- **What is asked**
Reproduce the data exactly and drop any pictures it holds.

— Start Data for this task —

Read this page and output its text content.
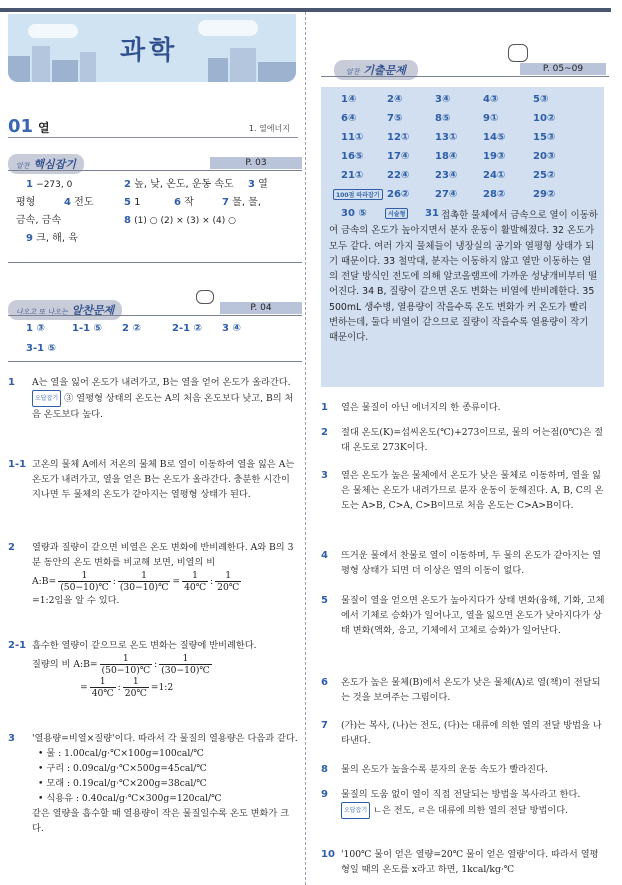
과학
01 열	1. 열에너지
알찬 핵심잡기	P. 03
1 −273, 0	2 높, 낮, 온도, 운동 속도 3 열
평형	4 전도	5 1	6 작	7 물, 물,
금속, 금속	8 (1) ○ (2) × (3) × (4) ○
9 크, 해, 육
나오고 또 나오는 알찬문제	P. 04
1 ③	1-1 ⑤ 2 ②	2-1 ② 3 ④
3-1 ⑤
1 A는 열을 잃어 온도가 내려가고, B는 열을 얻어 온도가 올라간다.
오답잡기 ③ 열평형 상태의 온도는 A의 처음 온도보다 낮고, B의 처음 온도보다 높다.
1-1 고온의 물체 A에서 저온의 물체 B로 열이 이동하여 열을 잃은 A는 온도가 내려가고, 열을 얻은 B는 온도가 올라간다. 충분한 시간이 지나면 두 물체의 온도가 같아지는 열평형 상태가 된다.
2 열량과 질량이 같으면 비열은 온도 변화에 반비례한다. A와 B의 3분 동안의 온도 변화를 비교해 보면, 비열의 비
A:B= $\frac{1}{(50-10)℃}$ : $\frac{1}{(30-10)℃} = \frac{1}{40℃}$ : $\frac{1}{20℃}$

=1:2임을 알 수 있다.
2-1 흡수한 열량이 같으므로 온도 변화는 질량에 반비례한다.
질량의 비 A:B= $\frac{1}{(50-10)℃}$ : $\frac{1}{(30-10)℃}$

= $\frac{1}{40℃}$ : $\frac{1}{20℃}$ =1:2
3 '열용량=비열×질량'이다. 따라서 각 물질의 열용량은 다음과 같다.
• 물 : 1.00cal/g·℃×100g=100cal/℃
• 구리 : 0.09cal/g·℃×500g=45cal/℃
• 모래 : 0.19cal/g·℃×200g=38cal/℃
• 식용유 : 0.40cal/g·℃×300g=120cal/℃
같은 열량을 흡수할 때 열용량이 작은 물질일수록 온도 변화가 크다.
알찬 기출문제	P. 05~09
1④	2④	3④	4③	5③
6④	7⑤	8⑤	9①	10②
11① 12①	13①	14⑤	15③
16⑤ 17④	18④	19③	20③
21① 22④	23④	24①	25②
100점 따라잡기 26②	27④	28②	29②
30 ⑤	서술형	31 접촉한 물체에서 금속으로 열이 이동하여 금속의 온도가 높아지면서 분자 운동이 활발해졌다. 32 온도가 모두 같다. 여러 가지 물체들이 냉장실의 공기와 열평형 상태가 되기 때문이다. 33 철막대, 분자는 이동하지 않고 열만 이동하는 열의 전달 방식인 전도에 의해 알코올램프에 가까운 성냥개비부터 떨어진다. 34 B, 질량이 같으면 온도 변화는 비열에 반비례한다. 35 500mL 생수병, 열용량이 작을수록 온도 변화가 커 온도가 빨리 변하는데, 둘다 비열이 같으므로 질량이 작을수록 열용량이 작기 때문이다.
1 열은 물질이 아닌 에너지의 한 종류이다.
2 절대 온도(K)=섭씨온도(℃)+273이므로, 물의 어는점(0℃)은 절대 온도로 273K이다.
3 열은 온도가 높은 물체에서 온도가 낮은 물체로 이동하며, 열을 잃은 물체는 온도가 내려가므로 분자 운동이 둔해진다. A, B, C의 온도는 A>B, C>A, C>B이므로 처음 온도는 C>A>B이다.
4 뜨거운 물에서 찬물로 열이 이동하며, 두 물의 온도가 같아지는 열평형 상태가 되면 더 이상은 열의 이동이 없다.
5 물질이 열을 얻으면 온도가 높아지다가 상태 변화(융해, 기화, 고체에서 기체로 승화)가 일어나고, 열을 잃으면 온도가 낮아지다가 상태 변화(액화, 응고, 기체에서 고체로 승화)가 일어난다.
6 온도가 높은 물체(B)에서 온도가 낮은 물체(A)로 열(책)이 전달되는 것을 보여주는 그림이다.
7 (가)는 복사, (나)는 전도, (다)는 대류에 의한 열의 전달 방법을 나타낸다.
8 물의 온도가 높을수록 분자의 운동 속도가 빨라진다.
9 물질의 도움 없이 열이 직접 전달되는 방법을 복사라고 한다.
오답잡기 ㄴ은 전도, ㄹ은 대류에 의한 열의 전달 방법이다.
10 '100℃ 물이 얻은 열량=20℃ 물이 얻은 열량'이다. 따라서 열평형일 때의 온도를 x라고 하면, 1kcal/kg·℃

— End Data for this task —

- **Answer to this problem**
Read this page and output its text content.
과학
01 열	1. 열에너지
알찬 핵심잡기	P. 03
1 −273, 0	2 높, 낮, 온도, 운동 속도 3 열
평형	4 전도	5 1	6 작	7 물, 물,
금속, 금속	8 (1) ○ (2) × (3) × (4) ○
9 크, 해, 육
나오고 또 나오는 알찬문제	P. 04
1 ③	1-1 ⑤ 2 ②	2-1 ② 3 ④
3-1 ⑤
1 A는 열을 잃어 온도가 내려가고, B는 열을 얻어 온도가 올라간다.
오답잡기 ③ 열평형 상태의 온도는 A의 처음 온도보다 낮고, B의 처음 온도보다 높다.
1-1 고온의 물체 A에서 저온의 물체 B로 열이 이동하여 열을 잃은 A는 온도가 내려가고, 열을 얻은 B는 온도가 올라간다. 충분한 시간이 지나면 두 물체의 온도가 같아지는 열평형 상태가 된다.
2 열량과 질량이 같으면 비열은 온도 변화에 반비례한다. A와 B의 3분 동안의 온도 변화를 비교해 보면, 비열의 비
A:B= $\frac{1}{(50-10)℃}$ : $\frac{1}{(30-10)℃} = \frac{1}{40℃}$ : $\frac{1}{20℃}$

=1:2임을 알 수 있다.
2-1 흡수한 열량이 같으므로 온도 변화는 질량에 반비례한다.
질량의 비 A:B= $\frac{1}{(50-10)℃}$ : $\frac{1}{(30-10)℃}$

= $\frac{1}{40℃}$ : $\frac{1}{20℃}$ =1:2
3 '열용량=비열×질량'이다. 따라서 각 물질의 열용량은 다음과 같다.
• 물 : 1.00cal/g·℃×100g=100cal/℃
• 구리 : 0.09cal/g·℃×500g=45cal/℃
• 모래 : 0.19cal/g·℃×200g=38cal/℃
• 식용유 : 0.40cal/g·℃×300g=120cal/℃
같은 열량을 흡수할 때 열용량이 작은 물질일수록 온도 변화가 크다.
알찬 기출문제	P. 05~09
1④	2④	3④	4③	5③
6④	7⑤	8⑤	9①	10②
11① 12①	13①	14⑤	15③
16⑤ 17④	18④	19③	20③
21① 22④	23④	24①	25②
100점 따라잡기 26②	27④	28②	29②
30 ⑤	서술형	31 접촉한 물체에서 금속으로 열이 이동하여 금속의 온도가 높아지면서 분자 운동이 활발해졌다. 32 온도가 모두 같다. 여러 가지 물체들이 냉장실의 공기와 열평형 상태가 되기 때문이다. 33 철막대, 분자는 이동하지 않고 열만 이동하는 열의 전달 방식인 전도에 의해 알코올램프에 가까운 성냥개비부터 떨어진다. 34 B, 질량이 같으면 온도 변화는 비열에 반비례한다. 35 500mL 생수병, 열용량이 작을수록 온도 변화가 커 온도가 빨리 변하는데, 둘다 비열이 같으므로 질량이 작을수록 열용량이 작기 때문이다.
1 열은 물질이 아닌 에너지의 한 종류이다.
2 절대 온도(K)=섭씨온도(℃)+273이므로, 물의 어는점(0℃)은 절대 온도로 273K이다.
3 열은 온도가 높은 물체에서 온도가 낮은 물체로 이동하며, 열을 잃은 물체는 온도가 내려가므로 분자 운동이 둔해진다. A, B, C의 온도는 A>B, C>A, C>B이므로 처음 온도는 C>A>B이다.
4 뜨거운 물에서 찬물로 열이 이동하며, 두 물의 온도가 같아지는 열평형 상태가 되면 더 이상은 열의 이동이 없다.
5 물질이 열을 얻으면 온도가 높아지다가 상태 변화(융해, 기화, 고체에서 기체로 승화)가 일어나고, 열을 잃으면 온도가 낮아지다가 상태 변화(액화, 응고, 기체에서 고체로 승화)가 일어난다.
6 온도가 높은 물체(B)에서 온도가 낮은 물체(A)로 열(책)이 전달되는 것을 보여주는 그림이다.
7 (가)는 복사, (나)는 전도, (다)는 대류에 의한 열의 전달 방법을 나타낸다.
8 물의 온도가 높을수록 분자의 운동 속도가 빨라진다.
9 물질의 도움 없이 열이 직접 전달되는 방법을 복사라고 한다.
오답잡기 ㄴ은 전도, ㄹ은 대류에 의한 열의 전달 방법이다.
10 '100℃ 물이 얻은 열량=20℃ 물이 얻은 열량'이다. 따라서 열평형일 때의 온도를 x라고 하면, 1kcal/kg·℃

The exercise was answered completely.